### WORK TO DO
How many lines in the records below hold the string "특성화고교졸업자"? Please answer with the number and nothing more.

### DATA SHOWN
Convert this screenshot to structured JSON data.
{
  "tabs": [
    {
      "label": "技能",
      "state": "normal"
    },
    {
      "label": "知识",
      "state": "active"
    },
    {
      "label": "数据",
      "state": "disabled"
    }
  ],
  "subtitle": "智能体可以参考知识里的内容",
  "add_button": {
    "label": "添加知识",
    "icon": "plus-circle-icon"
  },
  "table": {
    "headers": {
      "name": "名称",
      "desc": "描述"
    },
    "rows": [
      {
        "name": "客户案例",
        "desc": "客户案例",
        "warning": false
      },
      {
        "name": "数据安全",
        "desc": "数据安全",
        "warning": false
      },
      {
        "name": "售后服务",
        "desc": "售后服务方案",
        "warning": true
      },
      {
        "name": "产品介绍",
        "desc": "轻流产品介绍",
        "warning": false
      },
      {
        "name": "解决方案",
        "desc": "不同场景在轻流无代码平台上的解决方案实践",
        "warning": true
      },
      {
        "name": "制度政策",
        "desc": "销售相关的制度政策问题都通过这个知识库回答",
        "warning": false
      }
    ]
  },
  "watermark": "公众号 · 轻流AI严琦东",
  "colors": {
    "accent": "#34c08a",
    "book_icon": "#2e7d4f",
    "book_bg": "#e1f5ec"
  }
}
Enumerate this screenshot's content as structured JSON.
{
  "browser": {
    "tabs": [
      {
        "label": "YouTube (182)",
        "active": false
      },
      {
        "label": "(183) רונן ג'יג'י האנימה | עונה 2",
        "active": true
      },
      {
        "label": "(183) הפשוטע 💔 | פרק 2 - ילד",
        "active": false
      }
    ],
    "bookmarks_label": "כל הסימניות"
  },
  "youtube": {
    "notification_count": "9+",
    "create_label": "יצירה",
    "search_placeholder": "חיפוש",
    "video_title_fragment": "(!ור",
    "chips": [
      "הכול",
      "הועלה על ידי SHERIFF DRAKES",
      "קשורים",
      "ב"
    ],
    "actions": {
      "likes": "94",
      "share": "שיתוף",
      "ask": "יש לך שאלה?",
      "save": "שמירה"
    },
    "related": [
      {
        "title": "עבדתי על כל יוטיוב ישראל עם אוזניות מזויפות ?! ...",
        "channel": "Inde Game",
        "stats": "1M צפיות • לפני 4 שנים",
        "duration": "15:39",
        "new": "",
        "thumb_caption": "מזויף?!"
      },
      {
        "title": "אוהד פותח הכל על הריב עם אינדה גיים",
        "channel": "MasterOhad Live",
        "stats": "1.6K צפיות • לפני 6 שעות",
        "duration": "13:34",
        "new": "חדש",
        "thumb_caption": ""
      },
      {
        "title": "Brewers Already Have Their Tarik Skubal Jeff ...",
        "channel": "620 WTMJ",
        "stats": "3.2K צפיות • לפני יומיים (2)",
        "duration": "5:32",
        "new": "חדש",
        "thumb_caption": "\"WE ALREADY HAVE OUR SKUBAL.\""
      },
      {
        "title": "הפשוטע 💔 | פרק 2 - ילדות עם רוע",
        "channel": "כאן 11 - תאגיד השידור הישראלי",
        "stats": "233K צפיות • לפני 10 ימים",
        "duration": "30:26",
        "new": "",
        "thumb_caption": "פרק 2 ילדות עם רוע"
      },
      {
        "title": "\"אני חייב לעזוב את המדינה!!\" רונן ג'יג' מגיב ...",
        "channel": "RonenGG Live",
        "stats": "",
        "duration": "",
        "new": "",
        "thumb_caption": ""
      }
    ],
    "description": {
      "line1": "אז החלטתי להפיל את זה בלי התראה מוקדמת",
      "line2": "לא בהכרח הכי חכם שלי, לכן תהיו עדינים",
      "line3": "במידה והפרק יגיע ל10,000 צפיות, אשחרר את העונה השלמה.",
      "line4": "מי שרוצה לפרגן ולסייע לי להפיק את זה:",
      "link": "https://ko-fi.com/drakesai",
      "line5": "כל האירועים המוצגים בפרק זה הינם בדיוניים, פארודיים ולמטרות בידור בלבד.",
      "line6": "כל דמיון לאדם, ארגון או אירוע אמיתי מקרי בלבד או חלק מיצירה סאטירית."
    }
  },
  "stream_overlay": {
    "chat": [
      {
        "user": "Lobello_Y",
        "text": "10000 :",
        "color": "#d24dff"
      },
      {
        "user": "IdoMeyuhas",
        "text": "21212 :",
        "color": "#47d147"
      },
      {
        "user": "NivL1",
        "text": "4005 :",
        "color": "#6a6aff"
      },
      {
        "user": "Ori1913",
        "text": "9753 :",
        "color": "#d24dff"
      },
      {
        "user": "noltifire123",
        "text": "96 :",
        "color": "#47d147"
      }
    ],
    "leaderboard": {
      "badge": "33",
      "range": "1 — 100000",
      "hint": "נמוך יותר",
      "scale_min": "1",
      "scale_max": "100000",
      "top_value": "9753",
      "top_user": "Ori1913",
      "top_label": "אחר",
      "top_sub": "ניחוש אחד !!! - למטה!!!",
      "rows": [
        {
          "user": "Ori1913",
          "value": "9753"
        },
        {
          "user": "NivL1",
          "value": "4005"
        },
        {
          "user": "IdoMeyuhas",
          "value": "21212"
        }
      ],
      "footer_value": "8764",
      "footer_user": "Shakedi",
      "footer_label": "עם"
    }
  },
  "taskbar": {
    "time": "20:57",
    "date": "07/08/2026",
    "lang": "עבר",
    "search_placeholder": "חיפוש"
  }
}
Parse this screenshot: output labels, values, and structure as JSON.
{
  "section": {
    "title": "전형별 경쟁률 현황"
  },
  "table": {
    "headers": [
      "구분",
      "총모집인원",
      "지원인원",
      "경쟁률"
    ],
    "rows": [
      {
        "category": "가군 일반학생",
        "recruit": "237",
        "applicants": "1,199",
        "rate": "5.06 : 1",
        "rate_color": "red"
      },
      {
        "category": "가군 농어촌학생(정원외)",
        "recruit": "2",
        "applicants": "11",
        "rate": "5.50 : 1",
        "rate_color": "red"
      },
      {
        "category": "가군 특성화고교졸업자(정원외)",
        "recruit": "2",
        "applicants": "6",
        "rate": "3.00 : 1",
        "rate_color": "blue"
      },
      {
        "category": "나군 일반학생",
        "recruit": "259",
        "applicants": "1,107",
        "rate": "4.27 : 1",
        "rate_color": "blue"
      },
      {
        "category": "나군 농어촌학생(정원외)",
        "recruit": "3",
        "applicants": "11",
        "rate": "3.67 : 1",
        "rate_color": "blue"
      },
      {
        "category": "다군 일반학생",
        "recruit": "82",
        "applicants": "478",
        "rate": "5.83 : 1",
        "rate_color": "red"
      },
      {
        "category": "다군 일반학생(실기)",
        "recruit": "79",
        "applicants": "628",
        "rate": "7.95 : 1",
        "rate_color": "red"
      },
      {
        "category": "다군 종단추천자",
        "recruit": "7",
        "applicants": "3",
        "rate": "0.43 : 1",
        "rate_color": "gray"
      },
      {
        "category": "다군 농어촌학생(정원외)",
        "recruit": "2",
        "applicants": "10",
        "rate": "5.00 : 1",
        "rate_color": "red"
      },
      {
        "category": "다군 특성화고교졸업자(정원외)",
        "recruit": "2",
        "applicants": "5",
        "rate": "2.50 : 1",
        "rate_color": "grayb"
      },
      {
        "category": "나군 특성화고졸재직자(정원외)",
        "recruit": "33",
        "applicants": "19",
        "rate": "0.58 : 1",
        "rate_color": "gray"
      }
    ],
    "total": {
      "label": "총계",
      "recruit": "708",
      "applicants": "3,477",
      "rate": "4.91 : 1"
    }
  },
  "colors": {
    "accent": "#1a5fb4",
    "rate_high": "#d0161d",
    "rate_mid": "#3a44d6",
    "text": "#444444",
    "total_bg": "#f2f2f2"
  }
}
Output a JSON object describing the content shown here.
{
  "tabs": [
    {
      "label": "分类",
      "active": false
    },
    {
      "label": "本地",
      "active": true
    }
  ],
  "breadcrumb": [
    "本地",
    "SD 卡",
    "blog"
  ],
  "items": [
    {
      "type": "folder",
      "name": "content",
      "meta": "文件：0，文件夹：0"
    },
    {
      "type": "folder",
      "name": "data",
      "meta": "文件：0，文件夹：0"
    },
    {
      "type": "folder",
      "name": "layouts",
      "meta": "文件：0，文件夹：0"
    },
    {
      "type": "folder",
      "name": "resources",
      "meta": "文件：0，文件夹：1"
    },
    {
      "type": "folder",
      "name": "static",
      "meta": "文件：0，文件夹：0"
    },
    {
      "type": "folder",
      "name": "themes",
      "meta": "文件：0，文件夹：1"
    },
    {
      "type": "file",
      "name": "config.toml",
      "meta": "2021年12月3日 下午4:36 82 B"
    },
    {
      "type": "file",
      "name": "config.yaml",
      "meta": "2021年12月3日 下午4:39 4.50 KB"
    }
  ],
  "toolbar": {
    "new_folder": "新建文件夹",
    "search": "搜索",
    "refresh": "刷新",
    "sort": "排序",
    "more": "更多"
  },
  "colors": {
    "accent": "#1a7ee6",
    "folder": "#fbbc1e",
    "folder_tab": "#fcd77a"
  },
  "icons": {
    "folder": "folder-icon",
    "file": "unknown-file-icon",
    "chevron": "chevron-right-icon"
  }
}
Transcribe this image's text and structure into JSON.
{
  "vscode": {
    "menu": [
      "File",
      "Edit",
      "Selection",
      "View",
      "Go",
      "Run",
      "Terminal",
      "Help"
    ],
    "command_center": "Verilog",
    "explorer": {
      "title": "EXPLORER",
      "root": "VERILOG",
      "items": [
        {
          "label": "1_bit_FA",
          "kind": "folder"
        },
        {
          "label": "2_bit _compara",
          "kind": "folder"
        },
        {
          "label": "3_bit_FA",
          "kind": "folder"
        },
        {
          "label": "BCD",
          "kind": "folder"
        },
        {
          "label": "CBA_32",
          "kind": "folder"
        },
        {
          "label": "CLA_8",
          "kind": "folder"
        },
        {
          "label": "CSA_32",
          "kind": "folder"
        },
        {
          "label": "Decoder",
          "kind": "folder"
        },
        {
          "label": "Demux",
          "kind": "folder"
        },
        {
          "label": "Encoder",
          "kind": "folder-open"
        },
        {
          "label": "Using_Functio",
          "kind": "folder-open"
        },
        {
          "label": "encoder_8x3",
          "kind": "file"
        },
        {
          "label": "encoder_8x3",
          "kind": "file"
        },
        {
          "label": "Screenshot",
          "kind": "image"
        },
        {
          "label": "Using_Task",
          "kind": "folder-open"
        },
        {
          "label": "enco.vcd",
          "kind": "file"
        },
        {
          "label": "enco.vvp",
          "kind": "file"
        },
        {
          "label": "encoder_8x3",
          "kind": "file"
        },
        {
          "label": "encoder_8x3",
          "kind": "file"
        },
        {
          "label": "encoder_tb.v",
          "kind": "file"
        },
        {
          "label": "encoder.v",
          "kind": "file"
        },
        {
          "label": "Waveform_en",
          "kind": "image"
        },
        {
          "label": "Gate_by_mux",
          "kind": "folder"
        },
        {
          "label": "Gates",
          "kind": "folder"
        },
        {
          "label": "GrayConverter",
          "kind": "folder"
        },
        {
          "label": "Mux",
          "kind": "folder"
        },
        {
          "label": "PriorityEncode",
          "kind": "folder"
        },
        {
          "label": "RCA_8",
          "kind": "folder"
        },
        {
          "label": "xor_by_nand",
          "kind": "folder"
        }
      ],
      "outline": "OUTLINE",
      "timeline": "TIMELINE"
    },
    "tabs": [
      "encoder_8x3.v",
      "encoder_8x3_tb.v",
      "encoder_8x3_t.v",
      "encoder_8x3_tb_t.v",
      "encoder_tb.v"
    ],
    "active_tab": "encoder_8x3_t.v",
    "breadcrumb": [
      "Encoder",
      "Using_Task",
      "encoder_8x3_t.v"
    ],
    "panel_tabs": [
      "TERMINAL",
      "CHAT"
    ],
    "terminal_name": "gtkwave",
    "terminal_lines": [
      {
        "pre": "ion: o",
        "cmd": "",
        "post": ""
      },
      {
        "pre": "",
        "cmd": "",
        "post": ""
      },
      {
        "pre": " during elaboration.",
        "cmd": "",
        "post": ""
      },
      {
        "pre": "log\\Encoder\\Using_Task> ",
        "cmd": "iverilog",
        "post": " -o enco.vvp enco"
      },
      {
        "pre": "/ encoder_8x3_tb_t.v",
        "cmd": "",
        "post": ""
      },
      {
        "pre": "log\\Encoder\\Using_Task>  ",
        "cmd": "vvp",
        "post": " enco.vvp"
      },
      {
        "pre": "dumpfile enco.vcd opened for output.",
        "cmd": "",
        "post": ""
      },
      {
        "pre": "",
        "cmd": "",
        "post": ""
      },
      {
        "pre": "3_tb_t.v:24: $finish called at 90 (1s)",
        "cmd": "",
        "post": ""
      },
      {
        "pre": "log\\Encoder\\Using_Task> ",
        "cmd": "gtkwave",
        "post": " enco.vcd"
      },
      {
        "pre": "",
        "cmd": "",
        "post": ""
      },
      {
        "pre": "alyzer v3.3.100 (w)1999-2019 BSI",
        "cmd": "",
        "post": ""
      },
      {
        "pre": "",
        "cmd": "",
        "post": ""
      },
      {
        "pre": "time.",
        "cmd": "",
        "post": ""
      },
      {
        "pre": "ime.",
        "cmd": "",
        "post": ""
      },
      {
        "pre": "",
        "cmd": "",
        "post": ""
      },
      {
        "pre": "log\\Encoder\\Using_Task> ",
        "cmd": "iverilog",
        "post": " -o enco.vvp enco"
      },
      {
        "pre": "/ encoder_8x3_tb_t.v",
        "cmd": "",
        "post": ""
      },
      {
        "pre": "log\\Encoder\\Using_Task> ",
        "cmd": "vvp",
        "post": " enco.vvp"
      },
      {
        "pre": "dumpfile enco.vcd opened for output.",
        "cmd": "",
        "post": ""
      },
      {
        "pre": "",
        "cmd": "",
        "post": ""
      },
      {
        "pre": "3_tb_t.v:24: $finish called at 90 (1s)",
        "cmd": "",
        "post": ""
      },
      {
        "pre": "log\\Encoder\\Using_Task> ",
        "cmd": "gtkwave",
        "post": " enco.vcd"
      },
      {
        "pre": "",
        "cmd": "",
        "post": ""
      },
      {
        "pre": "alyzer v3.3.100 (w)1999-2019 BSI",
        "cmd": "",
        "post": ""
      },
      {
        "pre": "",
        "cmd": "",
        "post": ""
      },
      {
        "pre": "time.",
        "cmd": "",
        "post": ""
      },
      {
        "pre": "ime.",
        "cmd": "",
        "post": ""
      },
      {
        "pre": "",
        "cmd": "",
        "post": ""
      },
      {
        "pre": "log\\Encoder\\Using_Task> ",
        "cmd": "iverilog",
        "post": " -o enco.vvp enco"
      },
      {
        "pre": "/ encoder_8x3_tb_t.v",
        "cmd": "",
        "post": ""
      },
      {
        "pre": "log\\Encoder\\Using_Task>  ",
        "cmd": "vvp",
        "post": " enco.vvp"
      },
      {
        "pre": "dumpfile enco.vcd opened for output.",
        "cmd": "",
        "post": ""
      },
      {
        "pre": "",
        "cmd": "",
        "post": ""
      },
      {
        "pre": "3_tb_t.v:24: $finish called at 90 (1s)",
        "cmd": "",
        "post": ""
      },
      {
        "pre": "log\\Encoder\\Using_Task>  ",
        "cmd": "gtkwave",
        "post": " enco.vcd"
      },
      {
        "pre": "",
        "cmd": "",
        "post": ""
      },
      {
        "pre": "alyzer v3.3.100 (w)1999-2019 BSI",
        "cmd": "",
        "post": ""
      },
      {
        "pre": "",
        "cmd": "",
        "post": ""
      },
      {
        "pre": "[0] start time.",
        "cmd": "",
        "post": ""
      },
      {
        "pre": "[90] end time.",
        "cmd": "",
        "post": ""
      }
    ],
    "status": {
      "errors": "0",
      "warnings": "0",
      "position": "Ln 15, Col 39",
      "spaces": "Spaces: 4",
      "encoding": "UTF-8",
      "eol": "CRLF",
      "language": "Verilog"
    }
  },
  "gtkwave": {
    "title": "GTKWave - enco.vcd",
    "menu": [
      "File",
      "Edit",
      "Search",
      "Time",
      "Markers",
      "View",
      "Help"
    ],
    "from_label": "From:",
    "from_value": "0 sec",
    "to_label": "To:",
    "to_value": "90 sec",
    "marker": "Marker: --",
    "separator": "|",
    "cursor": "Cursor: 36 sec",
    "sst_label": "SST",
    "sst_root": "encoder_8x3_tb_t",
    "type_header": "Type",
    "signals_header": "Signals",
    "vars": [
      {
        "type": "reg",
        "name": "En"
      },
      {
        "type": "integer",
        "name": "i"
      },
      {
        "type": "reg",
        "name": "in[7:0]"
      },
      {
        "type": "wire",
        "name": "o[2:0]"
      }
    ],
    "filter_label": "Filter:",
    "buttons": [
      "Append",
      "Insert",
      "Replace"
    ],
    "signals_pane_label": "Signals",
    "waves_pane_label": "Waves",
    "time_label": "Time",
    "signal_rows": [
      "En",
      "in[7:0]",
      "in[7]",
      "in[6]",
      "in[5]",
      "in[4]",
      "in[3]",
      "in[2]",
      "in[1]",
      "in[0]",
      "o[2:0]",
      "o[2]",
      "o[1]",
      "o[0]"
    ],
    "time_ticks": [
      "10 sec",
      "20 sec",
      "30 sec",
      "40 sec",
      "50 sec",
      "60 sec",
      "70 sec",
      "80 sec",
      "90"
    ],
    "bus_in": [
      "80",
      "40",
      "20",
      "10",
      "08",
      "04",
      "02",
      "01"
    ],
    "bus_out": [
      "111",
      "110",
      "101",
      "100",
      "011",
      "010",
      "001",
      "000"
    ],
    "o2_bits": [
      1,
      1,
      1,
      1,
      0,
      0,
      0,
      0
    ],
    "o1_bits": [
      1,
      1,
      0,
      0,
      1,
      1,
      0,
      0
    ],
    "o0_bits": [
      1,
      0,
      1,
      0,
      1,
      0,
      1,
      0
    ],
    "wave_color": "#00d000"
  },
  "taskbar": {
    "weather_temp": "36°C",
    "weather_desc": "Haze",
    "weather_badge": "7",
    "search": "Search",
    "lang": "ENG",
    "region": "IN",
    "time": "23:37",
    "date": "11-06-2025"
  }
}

### ANSWER
2